Prace nad "trudną ustawą medialną" w trybie pilnym - ustawa trafiła do Senatu

"Ponieważ wątek poddawania rygorom czegoś, co znajduje się w Internecie, towarzyszył wprowadzaniu tego projektu i dyskusji publicznej pod takim hasłem, że oto chcemy cenzurować Internet, chciałabym tu powiedzieć bardzo wyraźnie, że nie chcemy cenzurować Internetu, nikt nie ma zamiaru czegoś takiego robić."

- Iwona Śledzińska-Katarasińska, Poseł Sprawozdawca sejmowej Komisji Kultury i Środków Przekazu, w czasie 86. posiedzenia Sejmu w dniu 2 marca 2011 r., w trakcie którego rozpatrywano Projekt ustawy o zmianie ustawy o radiofonii i telewizji (a ściślej: pilnego rządowego projekt ustawy o zmianie ustawy o radiofonii i telewizji oraz niektórych innych ustaw). Stenogram z posiedzenia Sejmu można znaleźć na stronie Sejmu: Sprawozdanie stenograficzne posiedzenia nr 86 (PDF; str. 5-20).

W stenogramie można wyróżnić m.in. również ten fragment, w którym Posłanka Sprawozdawczyni mówi:

Materia projektu ustawy jest trudna, powiem nawet, że bardzo trudna. Zważywszy na to, że odnosi się do zjawisk dopiero pojawiających się w naszej rzeczywistości gospodarczej, bo chodzi tu także o wymiar gospodarczy i o zachowanie zasad zdrowej konkurencji, stąd w trakcie prac komisji były brane pod uwagę liczne opinie i sugestie wszystkich środowisk związanych w takim czy innym stopniu z działalnością radiowo-telewizyjną.

Posłowie jednak nie zdecydowali się na uruchomienie publicznego wysłuchania w sprawie tej ustawy (por. Czy implementacja dyrektywy o audiowizualnych usługach medialnych nie zasługuje na publiczne wysłuchanie w Sejmie?). Dlaczego się tak spieszą? Przepisy dyrektywy o audiowizualnych usługach medialnych powinny być wdrożone do prawa polskiego do 19 grudnia 2009 r...

O tym projekcie pisałem wcześniej m.in. w tekście Implementacja usług medialnych po pracach podkomisji, ale również w tekście Implementacja dyrektywy o usługach medialnych: będzie z tego niezły bigos.

Po głosowaniach w Sejmie ustawa trafiła teraz do Senatu, a "Stanowisko Senatu w sprawie ustawy o zmianie ustawy o radiofonii i telewizji oraz niektórych innych ustaw. - projekt pilny" jest ujęte w proponowanym porządku obrad 72. posiedzenie Senatu Rzeczypospolitej Polskiej VII kadencji w dniach 16 i 17 marca 2011 r.

Podobne materiały gromadzę w dziale cytaty niniejszego serwisu.

Opcje przeglądania komentarzy

Wybierz sposób przeglądania komentarzy oraz kliknij "Zachowaj ustawienia", by aktywować zmiany.

Poseł Elżbieta Kruk o pewnych pracach w Komisji

Poseł Elżbieta Kruk (cytat również za przywołanym wyżej sprawozdaniem stenograficznym posiedzenia Sejmu):

(...)

────────────────

• **Zadanie**
Proszę określić, czy poniższe stwierdzenia są zgodne z tekstem o ustawie medialnej, i przy każdym odpowiedzieć „tak” lub „nie”, przytaczając dosłownie rozstrzygające słowa tekstu. 1. Posłowie zdecydowali się przeprowadzić publiczne wysłuchanie w sprawie tej ustawy. 2. Przepisy dyrektywy o audiowizualnych usługach medialnych powinny były zostać wdrożone do prawa polskiego do 19 grudnia 2009 r. 3. Stanowisko Senatu w sprawie ustawy ujęto w proponowanym porządku obrad 72. posiedzenia Senatu w dniach 16 i 17 marca 2011 r.

────────────────

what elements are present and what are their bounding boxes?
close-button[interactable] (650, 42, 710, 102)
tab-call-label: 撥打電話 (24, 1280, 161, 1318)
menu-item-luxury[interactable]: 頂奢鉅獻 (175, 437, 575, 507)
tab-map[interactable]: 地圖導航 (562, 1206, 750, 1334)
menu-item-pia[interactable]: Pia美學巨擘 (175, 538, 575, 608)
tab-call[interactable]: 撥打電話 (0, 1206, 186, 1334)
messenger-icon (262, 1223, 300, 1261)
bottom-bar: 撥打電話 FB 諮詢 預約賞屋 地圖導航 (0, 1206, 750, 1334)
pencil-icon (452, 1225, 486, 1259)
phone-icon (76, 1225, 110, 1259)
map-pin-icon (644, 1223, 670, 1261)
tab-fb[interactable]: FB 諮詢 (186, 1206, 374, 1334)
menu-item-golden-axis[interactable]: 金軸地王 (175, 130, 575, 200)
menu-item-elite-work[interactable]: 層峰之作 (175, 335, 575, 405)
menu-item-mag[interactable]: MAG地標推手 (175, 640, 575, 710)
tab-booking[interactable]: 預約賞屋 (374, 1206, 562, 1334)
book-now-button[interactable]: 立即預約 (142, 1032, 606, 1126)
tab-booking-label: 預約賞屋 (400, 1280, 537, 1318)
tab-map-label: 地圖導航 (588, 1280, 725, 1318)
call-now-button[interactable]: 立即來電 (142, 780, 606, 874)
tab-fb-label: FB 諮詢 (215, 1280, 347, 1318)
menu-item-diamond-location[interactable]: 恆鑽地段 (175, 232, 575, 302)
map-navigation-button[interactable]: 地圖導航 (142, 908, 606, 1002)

────────────────

• **Rozwiązanie zadania**
1. Nie: „Posłowie jednak nie zdecydowali się na uruchomienie publicznego wysłuchania w sprawie tej ustawy”.
2. Tak: „Przepisy dyrektywy o audiowizualnych usługach medialnych powinny być wdrożone do prawa polskiego do 19 grudnia 2009”.
3. Tak: „jest ujęte w proponowanym porządku obrad 72. posiedzenie Senatu Rzeczypospolitej Polskiej VII kadencji w dniach 16 i 17 marca 2011 r.”.